Saved entries
'''
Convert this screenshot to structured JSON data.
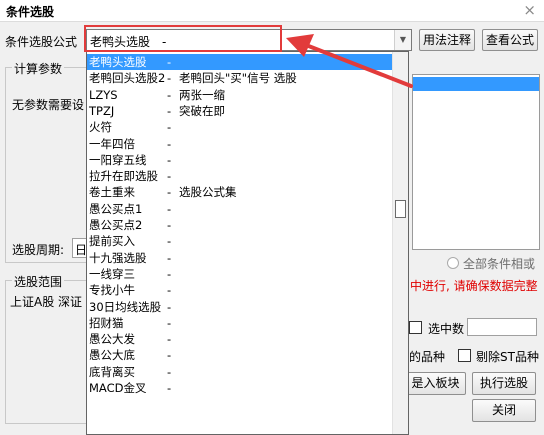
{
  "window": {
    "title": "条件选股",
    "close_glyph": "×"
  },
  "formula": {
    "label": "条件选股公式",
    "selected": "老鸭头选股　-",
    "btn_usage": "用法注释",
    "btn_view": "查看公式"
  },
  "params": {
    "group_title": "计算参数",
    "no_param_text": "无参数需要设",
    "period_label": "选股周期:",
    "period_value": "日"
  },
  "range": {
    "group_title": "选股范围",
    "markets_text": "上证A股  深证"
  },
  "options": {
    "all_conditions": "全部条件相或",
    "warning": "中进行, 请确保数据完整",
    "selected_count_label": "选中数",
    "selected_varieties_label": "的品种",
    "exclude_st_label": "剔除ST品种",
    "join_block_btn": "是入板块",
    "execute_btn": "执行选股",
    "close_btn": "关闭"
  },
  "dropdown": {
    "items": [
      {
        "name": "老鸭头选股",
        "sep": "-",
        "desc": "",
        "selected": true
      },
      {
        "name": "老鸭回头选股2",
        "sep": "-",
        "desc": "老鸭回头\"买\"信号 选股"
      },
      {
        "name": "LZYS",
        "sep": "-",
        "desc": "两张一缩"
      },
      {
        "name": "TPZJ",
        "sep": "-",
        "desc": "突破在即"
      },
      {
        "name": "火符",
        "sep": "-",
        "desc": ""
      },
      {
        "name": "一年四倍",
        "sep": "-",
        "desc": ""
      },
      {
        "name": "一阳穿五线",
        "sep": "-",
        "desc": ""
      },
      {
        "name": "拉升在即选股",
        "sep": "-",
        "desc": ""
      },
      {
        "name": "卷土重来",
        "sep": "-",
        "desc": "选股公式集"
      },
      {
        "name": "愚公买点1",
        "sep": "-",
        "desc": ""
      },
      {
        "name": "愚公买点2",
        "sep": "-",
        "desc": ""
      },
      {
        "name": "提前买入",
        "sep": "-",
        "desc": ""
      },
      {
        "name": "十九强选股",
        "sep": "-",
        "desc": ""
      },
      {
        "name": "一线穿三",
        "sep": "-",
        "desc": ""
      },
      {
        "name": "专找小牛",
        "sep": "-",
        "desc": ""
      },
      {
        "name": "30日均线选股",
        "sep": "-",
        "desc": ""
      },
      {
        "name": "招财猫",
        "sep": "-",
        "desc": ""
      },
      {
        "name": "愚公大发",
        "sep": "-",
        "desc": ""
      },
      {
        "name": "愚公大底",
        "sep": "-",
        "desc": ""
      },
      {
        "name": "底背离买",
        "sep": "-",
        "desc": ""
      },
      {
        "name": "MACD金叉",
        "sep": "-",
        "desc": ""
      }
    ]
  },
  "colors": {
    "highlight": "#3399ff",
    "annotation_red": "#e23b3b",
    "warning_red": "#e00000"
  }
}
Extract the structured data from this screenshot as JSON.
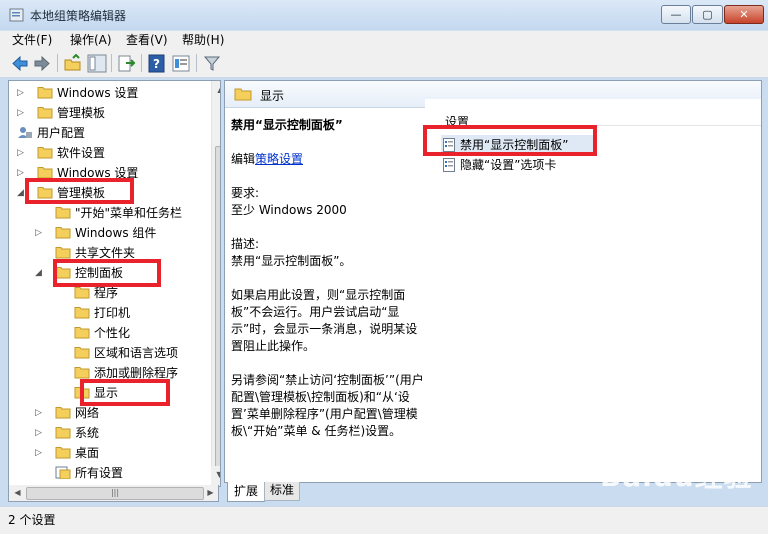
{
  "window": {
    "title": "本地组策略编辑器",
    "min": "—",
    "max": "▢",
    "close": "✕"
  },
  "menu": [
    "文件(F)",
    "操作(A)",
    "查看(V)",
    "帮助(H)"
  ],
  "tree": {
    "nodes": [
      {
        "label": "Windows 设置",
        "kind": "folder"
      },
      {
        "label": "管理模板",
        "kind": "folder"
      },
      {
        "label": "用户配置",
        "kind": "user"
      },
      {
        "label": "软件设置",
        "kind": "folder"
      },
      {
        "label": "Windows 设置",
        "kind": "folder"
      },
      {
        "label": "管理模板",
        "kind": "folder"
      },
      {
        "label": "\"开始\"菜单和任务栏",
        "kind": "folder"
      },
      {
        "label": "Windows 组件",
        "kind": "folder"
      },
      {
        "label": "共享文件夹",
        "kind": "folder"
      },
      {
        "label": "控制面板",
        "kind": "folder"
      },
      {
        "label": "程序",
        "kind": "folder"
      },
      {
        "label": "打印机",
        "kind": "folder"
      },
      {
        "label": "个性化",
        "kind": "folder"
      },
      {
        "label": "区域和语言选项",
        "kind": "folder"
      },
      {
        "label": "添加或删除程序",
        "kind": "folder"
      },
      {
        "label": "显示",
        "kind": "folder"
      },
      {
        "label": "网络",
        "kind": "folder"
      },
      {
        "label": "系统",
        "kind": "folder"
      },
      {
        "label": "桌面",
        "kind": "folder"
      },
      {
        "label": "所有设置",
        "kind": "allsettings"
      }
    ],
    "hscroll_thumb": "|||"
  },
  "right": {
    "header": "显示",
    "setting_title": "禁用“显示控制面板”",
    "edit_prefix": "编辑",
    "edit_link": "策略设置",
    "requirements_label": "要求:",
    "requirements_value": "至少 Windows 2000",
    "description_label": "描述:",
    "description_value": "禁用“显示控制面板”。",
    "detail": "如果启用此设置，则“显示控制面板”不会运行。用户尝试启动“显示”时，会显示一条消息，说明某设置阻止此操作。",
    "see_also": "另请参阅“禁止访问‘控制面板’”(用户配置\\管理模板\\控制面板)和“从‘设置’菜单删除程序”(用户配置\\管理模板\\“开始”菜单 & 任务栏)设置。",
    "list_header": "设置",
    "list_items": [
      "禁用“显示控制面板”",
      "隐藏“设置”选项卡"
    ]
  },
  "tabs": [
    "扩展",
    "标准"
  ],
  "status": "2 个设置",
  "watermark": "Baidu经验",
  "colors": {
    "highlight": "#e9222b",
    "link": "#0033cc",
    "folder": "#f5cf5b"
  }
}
'''
Check the data for the word "this" and pull out the lines that have it.

Convert this screenshot to structured JSON data.
Extract the structured data from this screenshot as JSON.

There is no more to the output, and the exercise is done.